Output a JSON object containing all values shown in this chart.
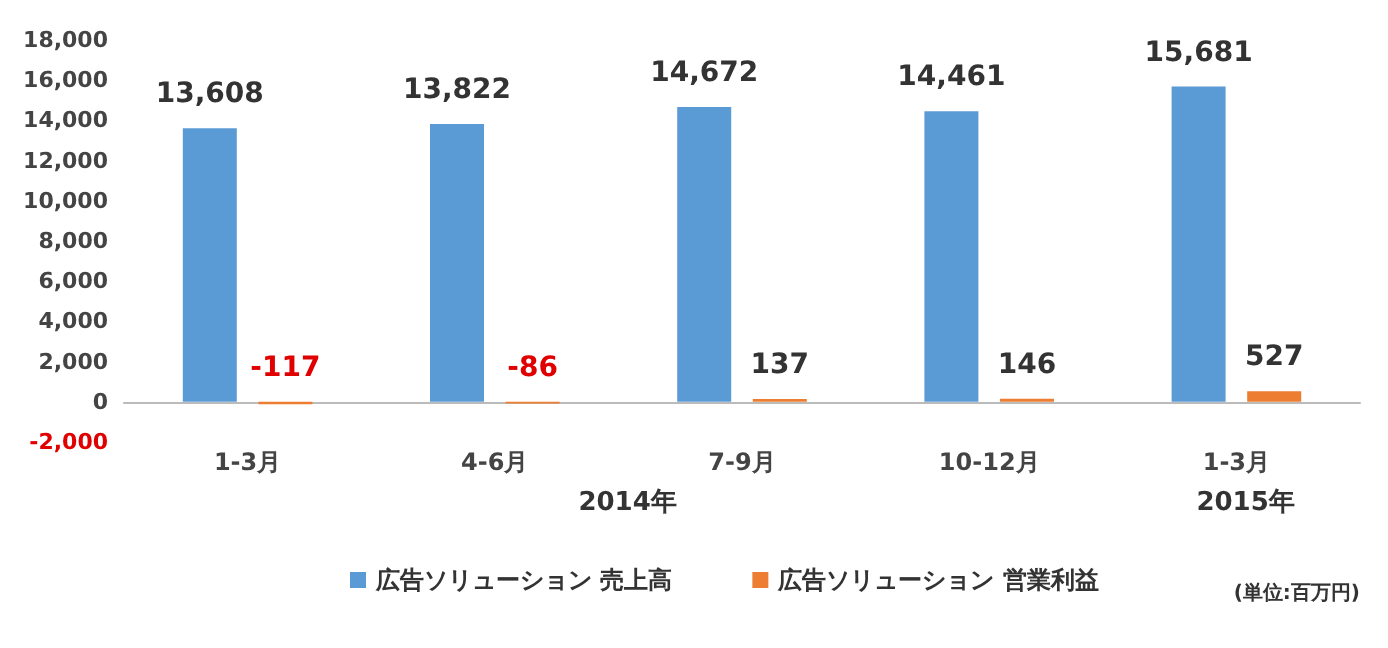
{
  "chart_data": {
    "type": "bar",
    "categories": [
      "1-3月",
      "4-6月",
      "7-9月",
      "10-12月",
      "1-3月"
    ],
    "series": [
      {
        "name": "広告ソリューション 売上高",
        "color": "#5b9bd5",
        "values": [
          13608,
          13822,
          14672,
          14461,
          15681
        ],
        "value_labels": [
          "13,608",
          "13,822",
          "14,672",
          "14,461",
          "15,681"
        ]
      },
      {
        "name": "広告ソリューション 営業利益",
        "color": "#ed7d31",
        "values": [
          -117,
          -86,
          137,
          146,
          527
        ],
        "value_labels": [
          "-117",
          "-86",
          "137",
          "146",
          "527"
        ]
      }
    ],
    "ylim": [
      -2000,
      18000
    ],
    "yticks": [
      {
        "value": -2000,
        "label": "-2,000"
      },
      0,
      {
        "value": 2000,
        "label": "2,000"
      },
      {
        "value": 4000,
        "label": "4,000"
      },
      {
        "value": 6000,
        "label": "6,000"
      },
      {
        "value": 8000,
        "label": "8,000"
      },
      {
        "value": 10000,
        "label": "10,000"
      },
      {
        "value": 12000,
        "label": "12,000"
      },
      {
        "value": 14000,
        "label": "14,000"
      },
      {
        "value": 16000,
        "label": "16,000"
      },
      {
        "value": 18000,
        "label": "18,000"
      }
    ],
    "legend": "bottom",
    "annotations": [
      "2014年",
      "2015年",
      "(単位:百万円)"
    ]
  }
}
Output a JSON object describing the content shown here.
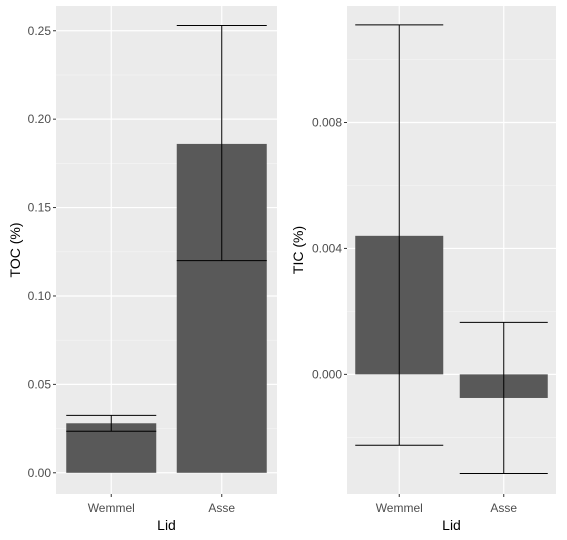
{
  "colors": {
    "panel_bg": "#ebebeb",
    "grid_major": "#ffffff",
    "grid_minor": "#f5f5f5",
    "bar_fill": "#595959",
    "errorbar": "#000000",
    "tick_text": "#4d4d4d",
    "tick_mark": "#333333"
  },
  "chart_data": [
    {
      "type": "bar",
      "xlabel": "Lid",
      "ylabel": "TOC (%)",
      "categories": [
        "Wemmel",
        "Asse"
      ],
      "values": [
        0.028,
        0.186
      ],
      "error_lower": [
        0.0235,
        0.12
      ],
      "error_upper": [
        0.0325,
        0.253
      ],
      "ylim": [
        -0.012,
        0.264
      ],
      "yticks": [
        0.0,
        0.05,
        0.1,
        0.15,
        0.2,
        0.25
      ],
      "ytick_labels": [
        "0.00",
        "0.05",
        "0.10",
        "0.15",
        "0.20",
        "0.25"
      ],
      "grid": true,
      "legend": "none"
    },
    {
      "type": "bar",
      "xlabel": "Lid",
      "ylabel": "TIC (%)",
      "categories": [
        "Wemmel",
        "Asse"
      ],
      "values": [
        0.0044,
        -0.00075
      ],
      "error_lower": [
        -0.00225,
        -0.00315
      ],
      "error_upper": [
        0.0111,
        0.00165
      ],
      "ylim": [
        -0.0038,
        0.0117
      ],
      "yticks": [
        0.0,
        0.004,
        0.008
      ],
      "ytick_labels": [
        "0.000",
        "0.004",
        "0.008"
      ],
      "grid": true,
      "legend": "none"
    }
  ]
}
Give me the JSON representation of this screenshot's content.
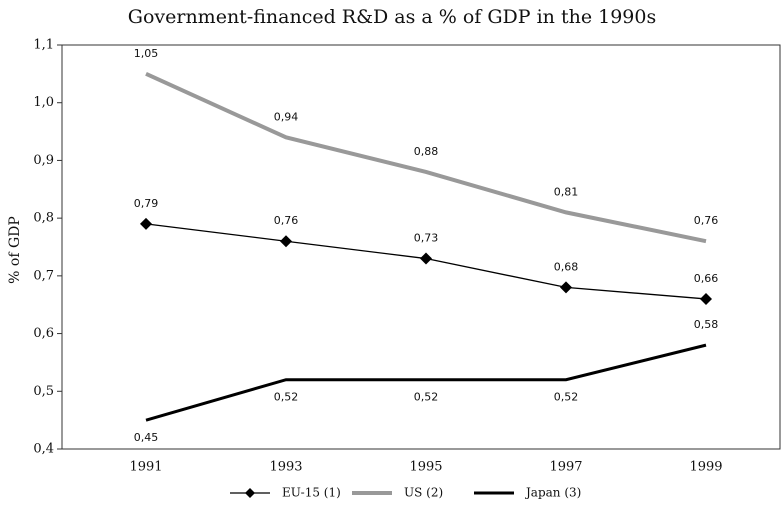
{
  "chart_data": {
    "type": "line",
    "title": "Government-financed R&D as a % of GDP in the 1990s",
    "y_label": "% of GDP",
    "categories": [
      "1991",
      "1993",
      "1995",
      "1997",
      "1999"
    ],
    "series": [
      {
        "name": "EU-15 (1)",
        "color": "#000000",
        "marker": "diamond",
        "values": [
          0.79,
          0.76,
          0.73,
          0.68,
          0.66
        ],
        "value_labels": [
          "0,79",
          "0,76",
          "0,73",
          "0,68",
          "0,66"
        ]
      },
      {
        "name": "US (2)",
        "color": "#999999",
        "values": [
          1.05,
          0.94,
          0.88,
          0.81,
          0.76
        ],
        "value_labels": [
          "1,05",
          "0,94",
          "0,88",
          "0,81",
          "0,76"
        ]
      },
      {
        "name": "Japan (3)",
        "color": "#000000",
        "values": [
          0.45,
          0.52,
          0.52,
          0.52,
          0.58
        ],
        "value_labels": [
          "0,45",
          "0,52",
          "0,52",
          "0,52",
          "0,58"
        ]
      }
    ],
    "ylim": [
      0.4,
      1.1
    ],
    "yticks": [
      {
        "value": 0.4,
        "label": "0,4"
      },
      {
        "value": 0.5,
        "label": "0,5"
      },
      {
        "value": 0.6,
        "label": "0,6"
      },
      {
        "value": 0.7,
        "label": "0,7"
      },
      {
        "value": 0.8,
        "label": "0,8"
      },
      {
        "value": 0.9,
        "label": "0,9"
      },
      {
        "value": 1.0,
        "label": "1,0"
      },
      {
        "value": 1.1,
        "label": "1,1"
      }
    ],
    "legend": "bottom"
  }
}
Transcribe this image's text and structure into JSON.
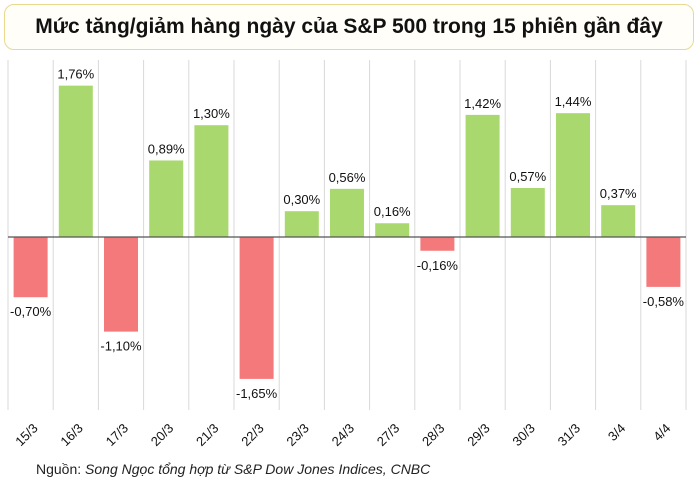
{
  "title": "Mức tăng/giảm hàng ngày của S&P 500 trong 15 phiên gần đây",
  "source": {
    "label": "Nguồn:",
    "value": "Song Ngọc tổng hợp từ S&P Dow Jones Indices, CNBC"
  },
  "colors": {
    "positive": "#a9d86e",
    "negative": "#f4797b",
    "grid": "#d9d9d9",
    "axis": "#555555"
  },
  "chart_data": {
    "type": "bar",
    "categories": [
      "15/3",
      "16/3",
      "17/3",
      "20/3",
      "21/3",
      "22/3",
      "23/3",
      "24/3",
      "27/3",
      "28/3",
      "29/3",
      "30/3",
      "31/3",
      "3/4",
      "4/4"
    ],
    "values": [
      -0.7,
      1.76,
      -1.1,
      0.89,
      1.3,
      -1.65,
      0.3,
      0.56,
      0.16,
      -0.16,
      1.42,
      0.57,
      1.44,
      0.37,
      -0.58
    ],
    "data_labels": [
      "-0,70%",
      "1,76%",
      "-1,10%",
      "0,89%",
      "1,30%",
      "-1,65%",
      "0,30%",
      "0,56%",
      "0,16%",
      "-0,16%",
      "1,42%",
      "0,57%",
      "1,44%",
      "0,37%",
      "-0,58%"
    ],
    "ylim": [
      -2.0,
      2.0
    ],
    "grid": "vertical",
    "legend": "none"
  }
}
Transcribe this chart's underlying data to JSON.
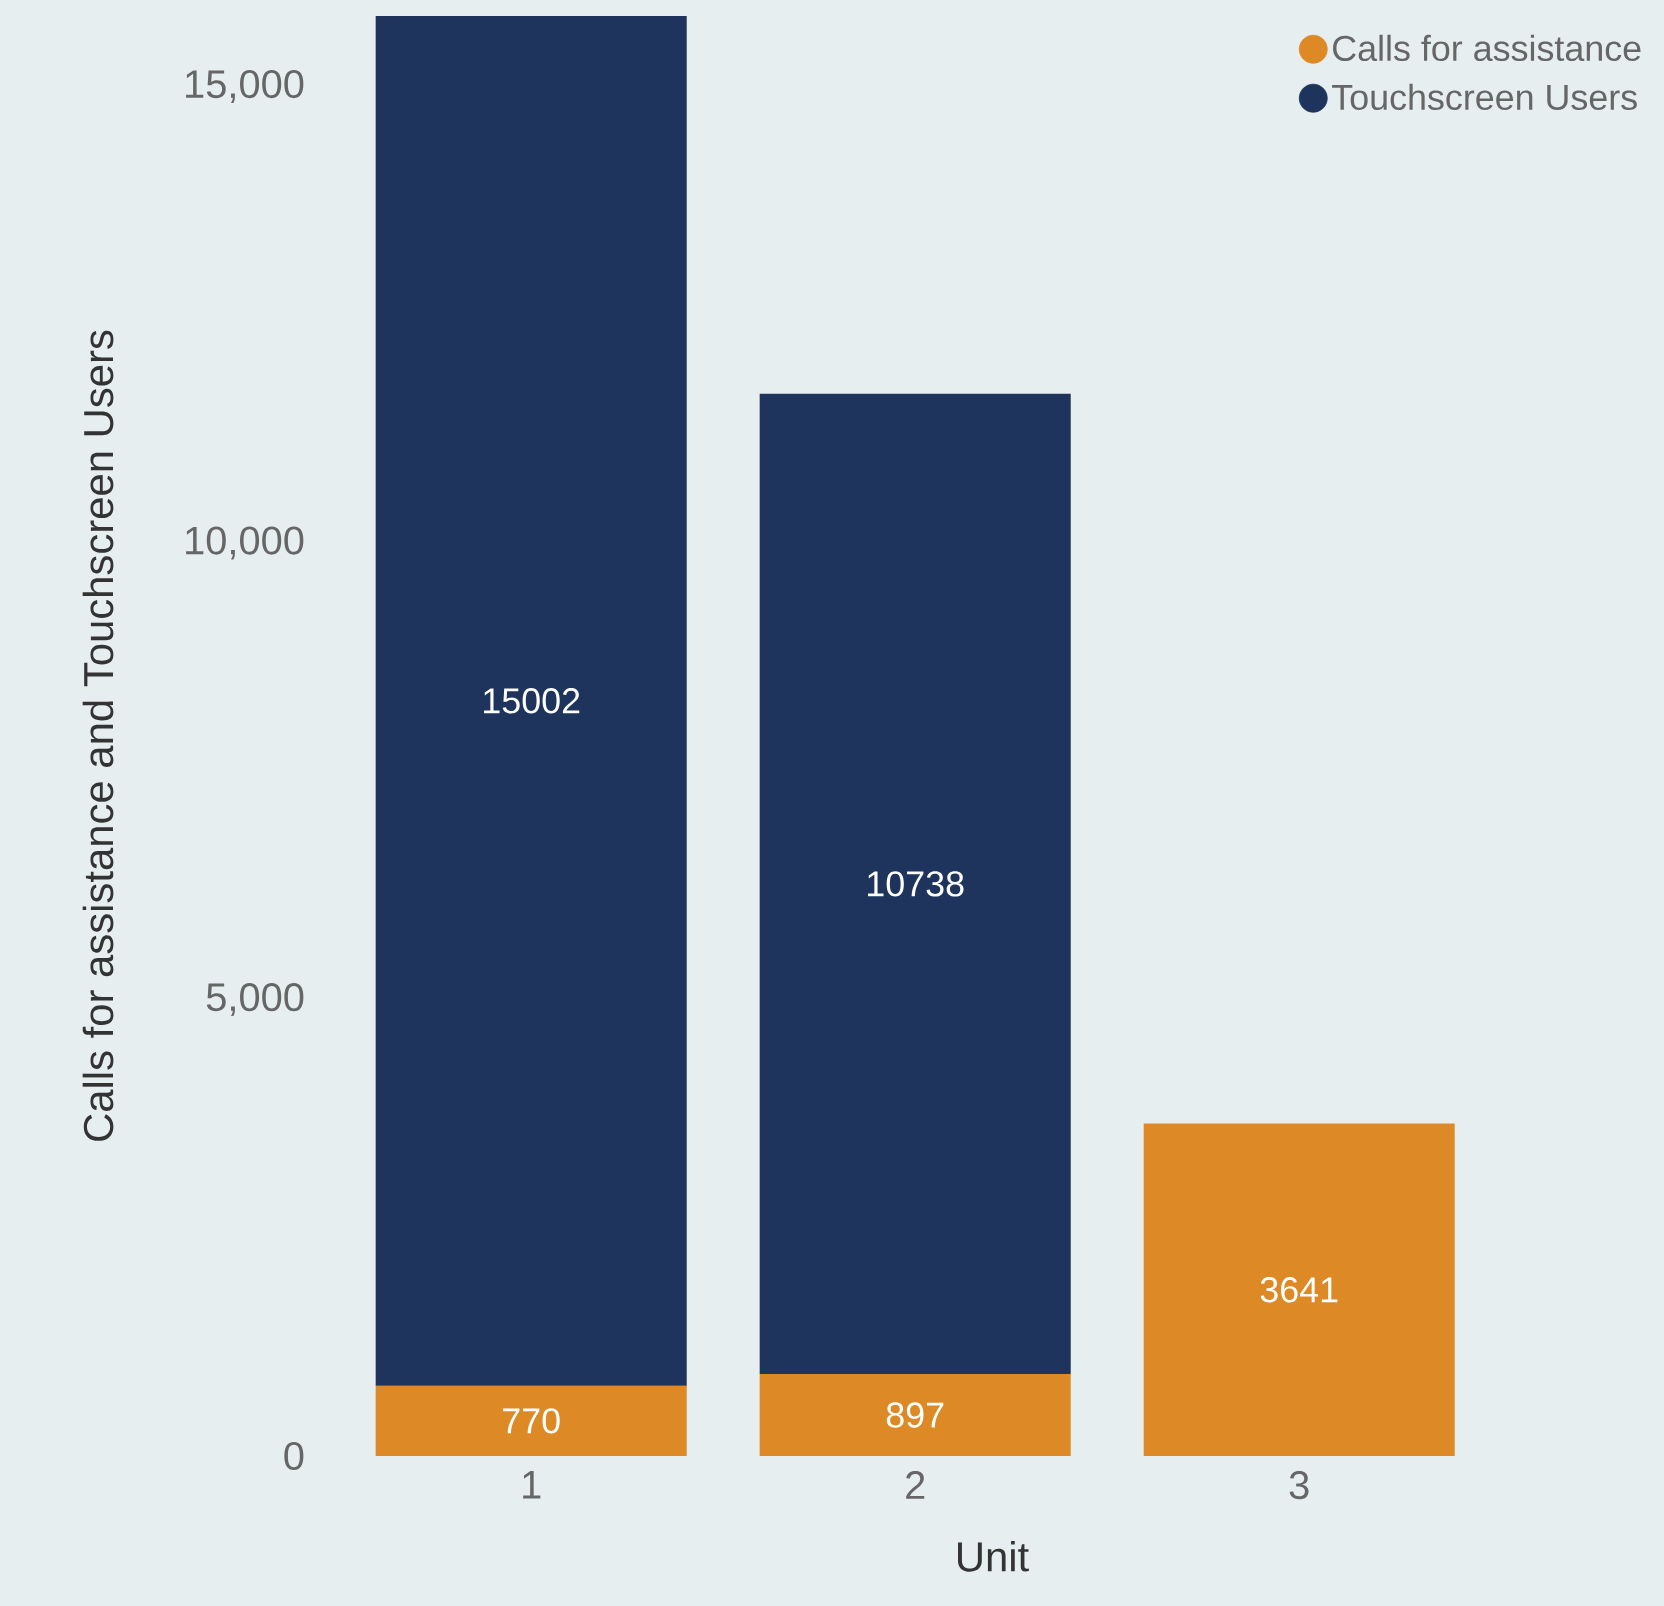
{
  "chart_data": {
    "type": "bar",
    "stacked": true,
    "xlabel": "Unit",
    "ylabel": "Calls for assistance and Touchscreen Users",
    "categories": [
      "1",
      "2",
      "3"
    ],
    "series": [
      {
        "name": "Calls for assistance",
        "color": "#dd8a26",
        "values": [
          770,
          897,
          3641
        ],
        "value_labels": [
          "770",
          "897",
          "3641"
        ]
      },
      {
        "name": "Touchscreen Users",
        "color": "#1e345c",
        "values": [
          15002,
          10738,
          null
        ],
        "value_labels": [
          "15002",
          "10738",
          null
        ]
      }
    ],
    "ylim": [
      0,
      15772
    ],
    "yticks": [
      {
        "value": 0,
        "label": "0"
      },
      {
        "value": 5000,
        "label": "5,000"
      },
      {
        "value": 10000,
        "label": "10,000"
      },
      {
        "value": 15000,
        "label": "15,000"
      }
    ],
    "legend": "top right"
  }
}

* DIRECTION *
Gather from the data above every line with the string "Transcribe".

* RESULT OF THE TASK *
Transcribe this image's text and structure into JSON.
Transcribe this chart's underlying data to JSON.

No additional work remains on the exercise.